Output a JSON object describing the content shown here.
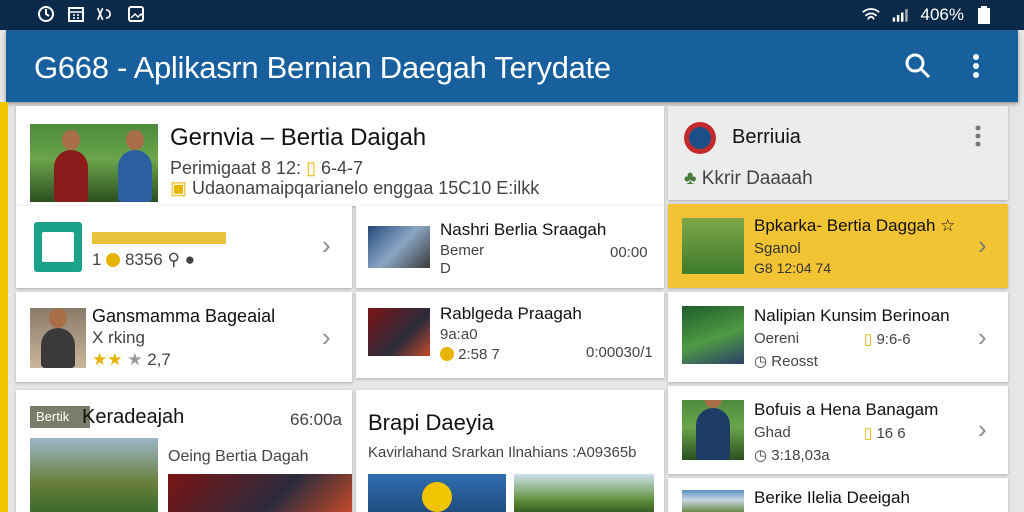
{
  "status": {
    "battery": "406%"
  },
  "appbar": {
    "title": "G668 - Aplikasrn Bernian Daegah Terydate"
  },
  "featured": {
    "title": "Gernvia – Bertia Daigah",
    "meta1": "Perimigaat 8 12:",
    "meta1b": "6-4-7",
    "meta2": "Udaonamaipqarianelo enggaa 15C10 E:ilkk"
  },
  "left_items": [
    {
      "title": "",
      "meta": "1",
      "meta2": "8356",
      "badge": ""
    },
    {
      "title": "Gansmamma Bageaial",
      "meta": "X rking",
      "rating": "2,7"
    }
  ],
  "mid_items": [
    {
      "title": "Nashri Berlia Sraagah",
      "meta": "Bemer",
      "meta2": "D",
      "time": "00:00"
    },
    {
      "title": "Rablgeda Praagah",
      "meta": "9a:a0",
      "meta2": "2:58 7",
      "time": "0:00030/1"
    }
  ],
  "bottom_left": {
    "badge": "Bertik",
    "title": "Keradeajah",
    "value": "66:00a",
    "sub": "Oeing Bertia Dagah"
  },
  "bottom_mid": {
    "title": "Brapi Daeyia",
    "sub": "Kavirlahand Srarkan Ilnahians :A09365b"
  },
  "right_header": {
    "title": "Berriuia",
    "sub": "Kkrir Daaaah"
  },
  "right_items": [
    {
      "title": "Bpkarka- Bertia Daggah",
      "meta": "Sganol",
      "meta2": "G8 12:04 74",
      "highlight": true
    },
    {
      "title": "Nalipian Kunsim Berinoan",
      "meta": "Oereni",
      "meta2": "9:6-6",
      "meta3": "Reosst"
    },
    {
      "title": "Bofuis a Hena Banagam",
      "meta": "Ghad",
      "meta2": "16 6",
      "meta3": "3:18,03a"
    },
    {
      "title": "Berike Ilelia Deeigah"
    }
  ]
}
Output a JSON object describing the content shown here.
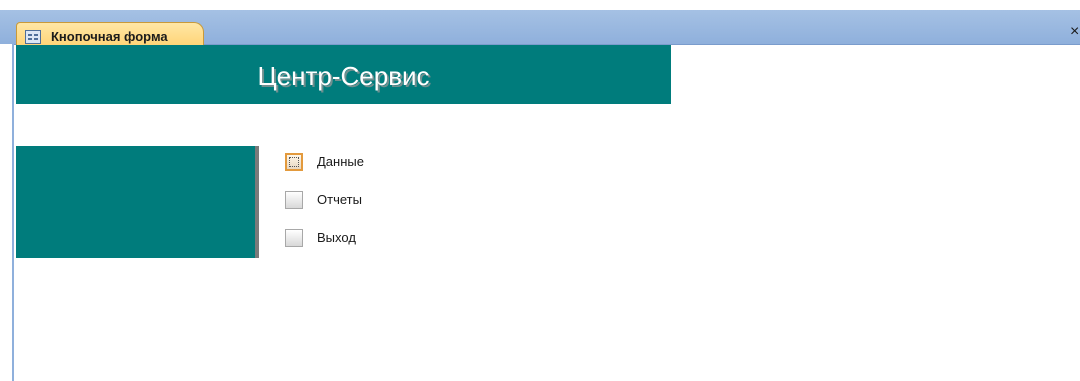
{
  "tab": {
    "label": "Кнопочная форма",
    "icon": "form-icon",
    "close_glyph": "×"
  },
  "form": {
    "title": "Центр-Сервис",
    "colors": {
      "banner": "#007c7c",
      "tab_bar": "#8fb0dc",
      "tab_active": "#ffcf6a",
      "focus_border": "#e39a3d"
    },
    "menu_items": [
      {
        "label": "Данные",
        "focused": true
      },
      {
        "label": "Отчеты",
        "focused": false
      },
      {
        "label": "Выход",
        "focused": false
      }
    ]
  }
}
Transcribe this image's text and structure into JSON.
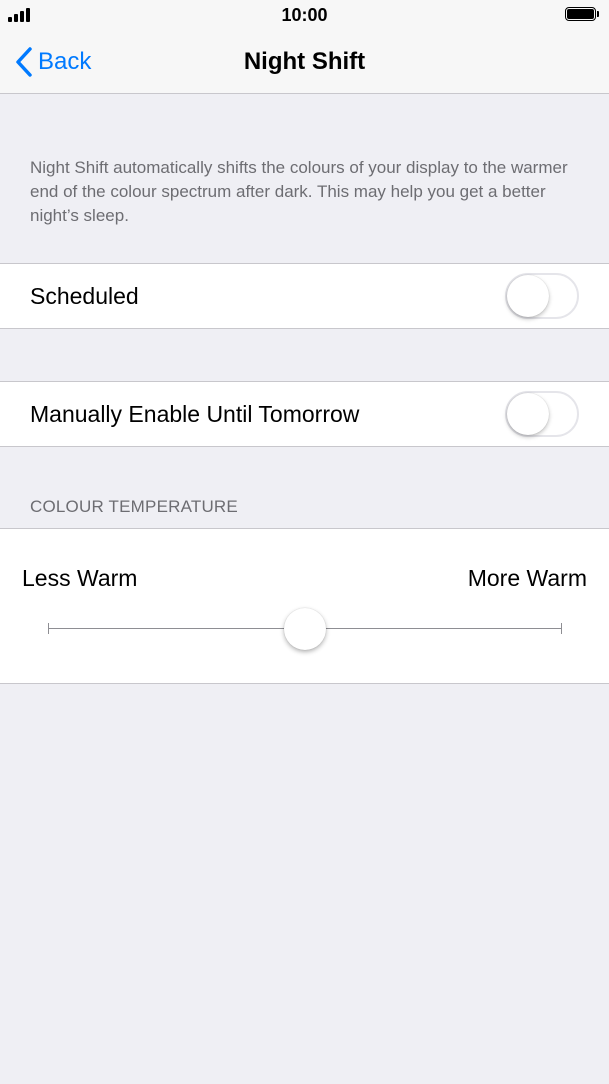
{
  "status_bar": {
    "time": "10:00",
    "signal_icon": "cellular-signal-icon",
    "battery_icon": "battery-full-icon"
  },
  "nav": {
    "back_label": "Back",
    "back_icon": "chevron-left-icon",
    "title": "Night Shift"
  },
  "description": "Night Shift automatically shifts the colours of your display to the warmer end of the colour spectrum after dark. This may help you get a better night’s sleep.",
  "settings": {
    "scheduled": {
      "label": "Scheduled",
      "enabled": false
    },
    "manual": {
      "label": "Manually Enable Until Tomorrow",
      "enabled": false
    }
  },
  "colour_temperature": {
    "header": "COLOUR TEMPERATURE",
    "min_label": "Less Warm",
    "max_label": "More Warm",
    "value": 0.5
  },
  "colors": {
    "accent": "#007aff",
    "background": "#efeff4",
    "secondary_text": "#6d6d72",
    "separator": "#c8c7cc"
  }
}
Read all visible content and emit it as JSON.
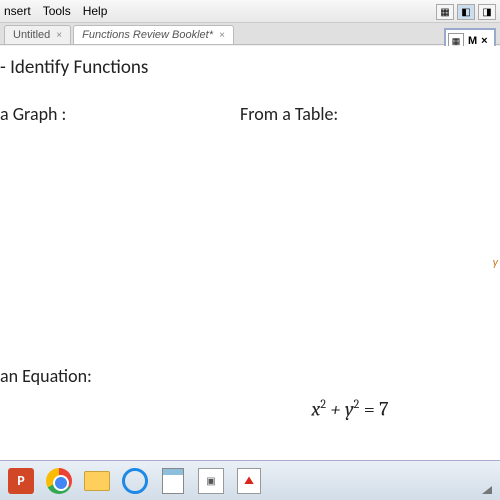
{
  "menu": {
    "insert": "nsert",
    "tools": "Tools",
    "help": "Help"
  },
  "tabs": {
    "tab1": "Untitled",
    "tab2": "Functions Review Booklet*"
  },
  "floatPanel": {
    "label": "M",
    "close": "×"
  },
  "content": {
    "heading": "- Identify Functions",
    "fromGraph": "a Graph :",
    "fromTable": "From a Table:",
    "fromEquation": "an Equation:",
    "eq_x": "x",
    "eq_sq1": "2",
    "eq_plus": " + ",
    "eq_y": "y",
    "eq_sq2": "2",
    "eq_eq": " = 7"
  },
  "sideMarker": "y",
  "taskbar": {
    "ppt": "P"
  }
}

━━━━━━━━

Goal
Using the material above, retype each entry exactly and omit the pictures.

Finished answer
Output a JSON object describing the content shown here.
{
  "status": {
    "battery": "406%"
  },
  "appbar": {
    "title": "G668 - Aplikasrn Bernian Daegah Terydate"
  },
  "featured": {
    "title": "Gernvia – Bertia Daigah",
    "meta1": "Perimigaat 8 12:",
    "meta1b": "6-4-7",
    "meta2": "Udaonamaipqarianelo enggaa 15C10 E:ilkk"
  },
  "left_items": [
    {
      "title": "",
      "meta": "1",
      "meta2": "8356",
      "badge": ""
    },
    {
      "title": "Gansmamma Bageaial",
      "meta": "X rking",
      "rating": "2,7"
    }
  ],
  "mid_items": [
    {
      "title": "Nashri Berlia Sraagah",
      "meta": "Bemer",
      "meta2": "D",
      "time": "00:00"
    },
    {
      "title": "Rablgeda Praagah",
      "meta": "9a:a0",
      "meta2": "2:58 7",
      "time": "0:00030/1"
    }
  ],
  "bottom_left": {
    "badge": "Bertik",
    "title": "Keradeajah",
    "value": "66:00a",
    "sub": "Oeing Bertia Dagah"
  },
  "bottom_mid": {
    "title": "Brapi Daeyia",
    "sub": "Kavirlahand Srarkan Ilnahians :A09365b"
  },
  "right_header": {
    "title": "Berriuia",
    "sub": "Kkrir Daaaah"
  },
  "right_items": [
    {
      "title": "Bpkarka- Bertia Daggah",
      "meta": "Sganol",
      "meta2": "G8 12:04 74",
      "highlight": true
    },
    {
      "title": "Nalipian Kunsim Berinoan",
      "meta": "Oereni",
      "meta2": "9:6-6",
      "meta3": "Reosst"
    },
    {
      "title": "Bofuis a Hena Banagam",
      "meta": "Ghad",
      "meta2": "16 6",
      "meta3": "3:18,03a"
    },
    {
      "title": "Berike Ilelia Deeigah"
    }
  ]
}
Output a JSON object describing the content shown here.
{
  "tab": {
    "label": "Кнопочная форма",
    "icon": "form-icon",
    "close_glyph": "×"
  },
  "form": {
    "title": "Центр-Сервис",
    "colors": {
      "banner": "#007c7c",
      "tab_bar": "#8fb0dc",
      "tab_active": "#ffcf6a",
      "focus_border": "#e39a3d"
    },
    "menu_items": [
      {
        "label": "Данные",
        "focused": true
      },
      {
        "label": "Отчеты",
        "focused": false
      },
      {
        "label": "Выход",
        "focused": false
      }
    ]
  }
}
Transcribe this image's text and structure into JSON.
{
  "status_bar": {
    "time": "10:00",
    "signal_icon": "cellular-signal-icon",
    "battery_icon": "battery-full-icon"
  },
  "nav": {
    "back_label": "Back",
    "back_icon": "chevron-left-icon",
    "title": "Night Shift"
  },
  "description": "Night Shift automatically shifts the colours of your display to the warmer end of the colour spectrum after dark. This may help you get a better night’s sleep.",
  "settings": {
    "scheduled": {
      "label": "Scheduled",
      "enabled": false
    },
    "manual": {
      "label": "Manually Enable Until Tomorrow",
      "enabled": false
    }
  },
  "colour_temperature": {
    "header": "COLOUR TEMPERATURE",
    "min_label": "Less Warm",
    "max_label": "More Warm",
    "value": 0.5
  },
  "colors": {
    "accent": "#007aff",
    "background": "#efeff4",
    "secondary_text": "#6d6d72",
    "separator": "#c8c7cc"
  }
}
Read all visible content and emit it as JSON.
{
  "menu": {
    "insert": "nsert",
    "tools": "Tools",
    "help": "Help"
  },
  "tabs": {
    "tab1": "Untitled",
    "tab2": "Functions Review Booklet*"
  },
  "floatPanel": {
    "label": "M",
    "close": "×"
  },
  "content": {
    "heading": "- Identify Functions",
    "fromGraph": "a Graph :",
    "fromTable": "From a Table:",
    "fromEquation": "an Equation:",
    "eq_x": "x",
    "eq_sq1": "2",
    "eq_plus": " + ",
    "eq_y": "y",
    "eq_sq2": "2",
    "eq_eq": " = 7"
  },
  "sideMarker": "y",
  "taskbar": {
    "ppt": "P"
  }
}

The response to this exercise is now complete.